##### Records #####

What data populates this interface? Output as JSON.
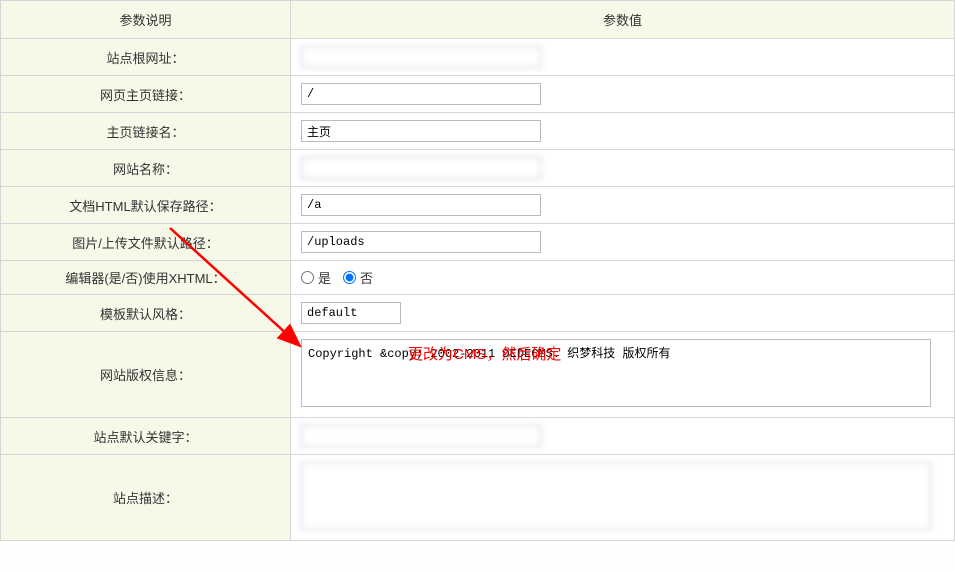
{
  "headers": {
    "param_desc": "参数说明",
    "param_value": "参数值"
  },
  "rows": {
    "site_root_url": {
      "label": "站点根网址：",
      "value": ""
    },
    "home_link": {
      "label": "网页主页链接：",
      "value": "/"
    },
    "home_link_name": {
      "label": "主页链接名：",
      "value": "主页"
    },
    "site_name": {
      "label": "网站名称：",
      "value": ""
    },
    "html_path": {
      "label": "文档HTML默认保存路径：",
      "value": "/a"
    },
    "upload_path": {
      "label": "图片/上传文件默认路径：",
      "value": "/uploads"
    },
    "editor_xhtml": {
      "label": "编辑器(是/否)使用XHTML：",
      "yes": "是",
      "no": "否"
    },
    "template_style": {
      "label": "模板默认风格：",
      "value": "default"
    },
    "copyright": {
      "label": "网站版权信息：",
      "value": "Copyright &copy; 2002-2011 DEDECMS. 织梦科技 版权所有"
    },
    "keywords": {
      "label": "站点默认关键字：",
      "value": ""
    },
    "description": {
      "label": "站点描述：",
      "value": ""
    }
  },
  "annotation": {
    "text": "更改为CMS，然后确定"
  }
}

#####

◆ Aim ◆
Copy all the records above exactly, but leave out the pictures.

◆ Response ◆
What data populates this interface? Output as JSON.
{
  "headers": {
    "param_desc": "参数说明",
    "param_value": "参数值"
  },
  "rows": {
    "site_root_url": {
      "label": "站点根网址：",
      "value": ""
    },
    "home_link": {
      "label": "网页主页链接：",
      "value": "/"
    },
    "home_link_name": {
      "label": "主页链接名：",
      "value": "主页"
    },
    "site_name": {
      "label": "网站名称：",
      "value": ""
    },
    "html_path": {
      "label": "文档HTML默认保存路径：",
      "value": "/a"
    },
    "upload_path": {
      "label": "图片/上传文件默认路径：",
      "value": "/uploads"
    },
    "editor_xhtml": {
      "label": "编辑器(是/否)使用XHTML：",
      "yes": "是",
      "no": "否"
    },
    "template_style": {
      "label": "模板默认风格：",
      "value": "default"
    },
    "copyright": {
      "label": "网站版权信息：",
      "value": "Copyright &copy; 2002-2011 DEDECMS. 织梦科技 版权所有"
    },
    "keywords": {
      "label": "站点默认关键字：",
      "value": ""
    },
    "description": {
      "label": "站点描述：",
      "value": ""
    }
  },
  "annotation": {
    "text": "更改为CMS，然后确定"
  }
}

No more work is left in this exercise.